§ **Instructions to follow**
Identify, in the records below, every line where the string "diynoate" appears, and copy each such line.

§ **Supplied material**
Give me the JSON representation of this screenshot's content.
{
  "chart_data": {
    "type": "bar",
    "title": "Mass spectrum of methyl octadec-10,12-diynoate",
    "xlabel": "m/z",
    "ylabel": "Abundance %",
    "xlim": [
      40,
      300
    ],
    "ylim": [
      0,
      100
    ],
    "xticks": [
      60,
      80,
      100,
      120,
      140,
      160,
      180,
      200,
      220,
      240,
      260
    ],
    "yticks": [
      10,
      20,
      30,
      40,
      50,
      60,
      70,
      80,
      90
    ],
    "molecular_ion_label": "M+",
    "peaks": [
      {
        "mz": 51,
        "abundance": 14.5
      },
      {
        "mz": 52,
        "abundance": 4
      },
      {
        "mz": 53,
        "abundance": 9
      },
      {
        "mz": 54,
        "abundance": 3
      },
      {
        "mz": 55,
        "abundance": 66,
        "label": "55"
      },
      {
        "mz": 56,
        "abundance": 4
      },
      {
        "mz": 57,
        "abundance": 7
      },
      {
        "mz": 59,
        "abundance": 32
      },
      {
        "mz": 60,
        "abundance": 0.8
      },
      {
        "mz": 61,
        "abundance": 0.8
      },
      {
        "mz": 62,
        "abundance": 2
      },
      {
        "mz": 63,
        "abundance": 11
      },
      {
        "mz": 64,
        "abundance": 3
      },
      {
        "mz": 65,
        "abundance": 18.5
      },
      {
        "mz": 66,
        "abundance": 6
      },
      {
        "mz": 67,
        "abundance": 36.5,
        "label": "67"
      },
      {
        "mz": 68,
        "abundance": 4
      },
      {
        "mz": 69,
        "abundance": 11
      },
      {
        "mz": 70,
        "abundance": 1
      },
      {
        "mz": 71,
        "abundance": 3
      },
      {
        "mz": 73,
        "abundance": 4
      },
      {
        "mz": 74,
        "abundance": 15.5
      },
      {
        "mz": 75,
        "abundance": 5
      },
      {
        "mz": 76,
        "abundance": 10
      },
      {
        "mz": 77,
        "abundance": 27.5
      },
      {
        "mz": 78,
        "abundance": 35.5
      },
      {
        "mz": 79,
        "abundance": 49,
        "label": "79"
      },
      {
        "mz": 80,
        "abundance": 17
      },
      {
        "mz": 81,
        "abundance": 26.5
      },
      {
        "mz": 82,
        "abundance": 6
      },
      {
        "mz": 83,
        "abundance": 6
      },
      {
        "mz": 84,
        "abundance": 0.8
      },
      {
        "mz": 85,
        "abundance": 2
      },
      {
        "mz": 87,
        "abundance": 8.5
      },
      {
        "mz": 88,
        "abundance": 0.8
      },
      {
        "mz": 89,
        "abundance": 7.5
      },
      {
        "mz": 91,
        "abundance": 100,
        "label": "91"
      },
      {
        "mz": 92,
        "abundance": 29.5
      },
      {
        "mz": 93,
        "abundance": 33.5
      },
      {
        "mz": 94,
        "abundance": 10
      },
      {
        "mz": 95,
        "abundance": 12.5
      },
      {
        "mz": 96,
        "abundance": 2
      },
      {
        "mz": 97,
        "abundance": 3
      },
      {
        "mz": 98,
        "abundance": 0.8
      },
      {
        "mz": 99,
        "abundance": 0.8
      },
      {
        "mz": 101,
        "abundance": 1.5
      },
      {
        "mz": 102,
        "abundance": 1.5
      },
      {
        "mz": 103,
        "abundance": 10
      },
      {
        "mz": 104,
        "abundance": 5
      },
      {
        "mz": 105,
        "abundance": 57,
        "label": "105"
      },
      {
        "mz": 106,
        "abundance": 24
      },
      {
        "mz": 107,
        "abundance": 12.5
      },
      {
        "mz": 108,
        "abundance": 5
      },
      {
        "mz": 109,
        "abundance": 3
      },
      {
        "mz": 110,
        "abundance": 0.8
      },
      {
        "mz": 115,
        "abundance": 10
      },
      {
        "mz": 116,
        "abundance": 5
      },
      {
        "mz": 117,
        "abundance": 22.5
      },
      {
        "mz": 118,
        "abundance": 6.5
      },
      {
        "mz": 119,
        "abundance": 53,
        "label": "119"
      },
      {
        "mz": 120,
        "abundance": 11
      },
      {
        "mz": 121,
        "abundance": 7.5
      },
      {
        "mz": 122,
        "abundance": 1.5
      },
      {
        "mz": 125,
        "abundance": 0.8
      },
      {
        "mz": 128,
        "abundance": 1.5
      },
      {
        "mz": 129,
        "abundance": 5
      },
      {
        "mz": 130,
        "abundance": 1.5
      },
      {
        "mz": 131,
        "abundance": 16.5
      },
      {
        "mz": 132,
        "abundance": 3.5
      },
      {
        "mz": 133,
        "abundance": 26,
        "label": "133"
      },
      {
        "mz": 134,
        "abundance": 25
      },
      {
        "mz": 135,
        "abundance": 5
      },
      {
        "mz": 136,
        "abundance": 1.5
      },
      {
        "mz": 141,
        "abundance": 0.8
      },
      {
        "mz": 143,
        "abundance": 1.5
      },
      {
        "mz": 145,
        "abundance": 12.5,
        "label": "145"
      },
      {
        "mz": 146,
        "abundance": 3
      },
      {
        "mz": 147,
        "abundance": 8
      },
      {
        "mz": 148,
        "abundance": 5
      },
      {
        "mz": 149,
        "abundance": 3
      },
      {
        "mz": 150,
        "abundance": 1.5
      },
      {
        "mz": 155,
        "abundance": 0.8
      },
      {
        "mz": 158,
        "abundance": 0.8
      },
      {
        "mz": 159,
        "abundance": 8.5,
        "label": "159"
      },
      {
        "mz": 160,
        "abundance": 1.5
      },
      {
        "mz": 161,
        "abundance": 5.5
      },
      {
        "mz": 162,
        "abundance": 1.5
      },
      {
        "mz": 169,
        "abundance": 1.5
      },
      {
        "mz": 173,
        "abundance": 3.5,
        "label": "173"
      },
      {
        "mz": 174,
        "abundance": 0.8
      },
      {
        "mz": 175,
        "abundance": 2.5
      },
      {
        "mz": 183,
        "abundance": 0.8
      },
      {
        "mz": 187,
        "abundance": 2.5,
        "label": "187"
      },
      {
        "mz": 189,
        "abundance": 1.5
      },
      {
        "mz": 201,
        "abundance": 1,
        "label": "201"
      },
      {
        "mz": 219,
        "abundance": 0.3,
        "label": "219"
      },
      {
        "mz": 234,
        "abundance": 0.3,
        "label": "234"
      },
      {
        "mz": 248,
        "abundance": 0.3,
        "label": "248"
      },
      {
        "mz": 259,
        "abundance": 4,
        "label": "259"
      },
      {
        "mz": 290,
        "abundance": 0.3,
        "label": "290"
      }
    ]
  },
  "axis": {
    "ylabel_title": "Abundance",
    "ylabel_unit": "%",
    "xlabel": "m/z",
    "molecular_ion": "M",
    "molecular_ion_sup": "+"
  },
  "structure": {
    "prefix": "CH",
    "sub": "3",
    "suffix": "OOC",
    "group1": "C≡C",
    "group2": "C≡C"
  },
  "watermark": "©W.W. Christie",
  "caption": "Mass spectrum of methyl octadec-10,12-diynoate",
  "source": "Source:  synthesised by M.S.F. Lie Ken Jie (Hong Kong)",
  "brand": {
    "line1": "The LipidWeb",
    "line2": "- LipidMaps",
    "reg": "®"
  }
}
...
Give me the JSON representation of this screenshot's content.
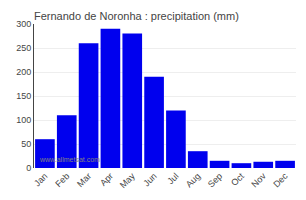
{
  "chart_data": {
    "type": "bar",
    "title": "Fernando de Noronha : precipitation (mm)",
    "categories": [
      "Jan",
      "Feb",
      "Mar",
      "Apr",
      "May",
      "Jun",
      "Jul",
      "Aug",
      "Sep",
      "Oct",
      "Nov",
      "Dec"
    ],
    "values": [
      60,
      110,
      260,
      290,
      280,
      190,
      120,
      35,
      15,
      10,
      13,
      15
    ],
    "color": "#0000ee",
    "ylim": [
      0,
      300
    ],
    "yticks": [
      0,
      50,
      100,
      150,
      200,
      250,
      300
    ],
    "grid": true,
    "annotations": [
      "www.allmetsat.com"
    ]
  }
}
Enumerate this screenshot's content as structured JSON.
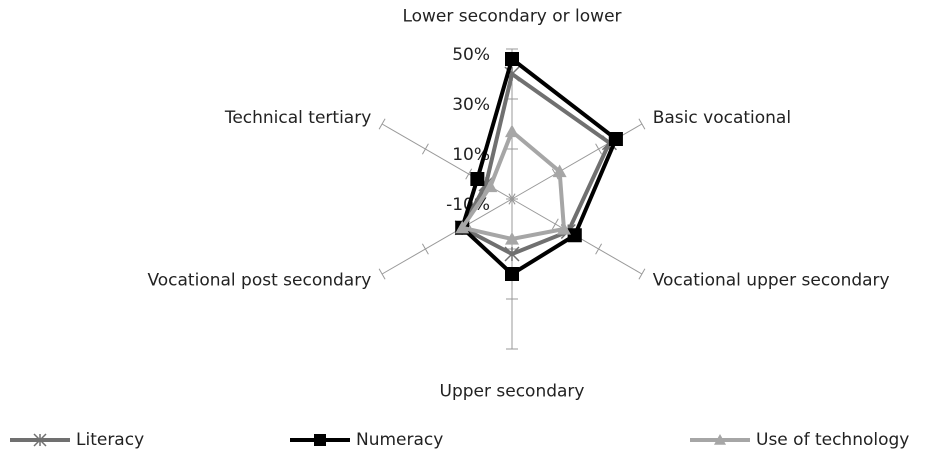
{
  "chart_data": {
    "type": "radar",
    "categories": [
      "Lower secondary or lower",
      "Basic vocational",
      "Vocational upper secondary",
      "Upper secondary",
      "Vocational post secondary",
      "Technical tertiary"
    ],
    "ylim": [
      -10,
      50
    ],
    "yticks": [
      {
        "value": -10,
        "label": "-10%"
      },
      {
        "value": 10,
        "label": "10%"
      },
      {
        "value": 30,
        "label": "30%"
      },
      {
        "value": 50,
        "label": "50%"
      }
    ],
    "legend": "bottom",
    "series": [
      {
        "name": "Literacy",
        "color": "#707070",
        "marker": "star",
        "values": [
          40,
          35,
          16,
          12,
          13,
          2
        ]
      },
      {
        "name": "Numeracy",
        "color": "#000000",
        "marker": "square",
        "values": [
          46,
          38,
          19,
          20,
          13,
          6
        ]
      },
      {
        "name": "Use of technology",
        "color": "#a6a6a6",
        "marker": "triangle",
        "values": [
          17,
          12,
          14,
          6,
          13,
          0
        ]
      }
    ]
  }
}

§ **Result of this exercise**
    "title": "Mass spectrum of methyl octadec-10,12-diynoate",
  "caption": "Mass spectrum of methyl octadec-10,12-diynoate",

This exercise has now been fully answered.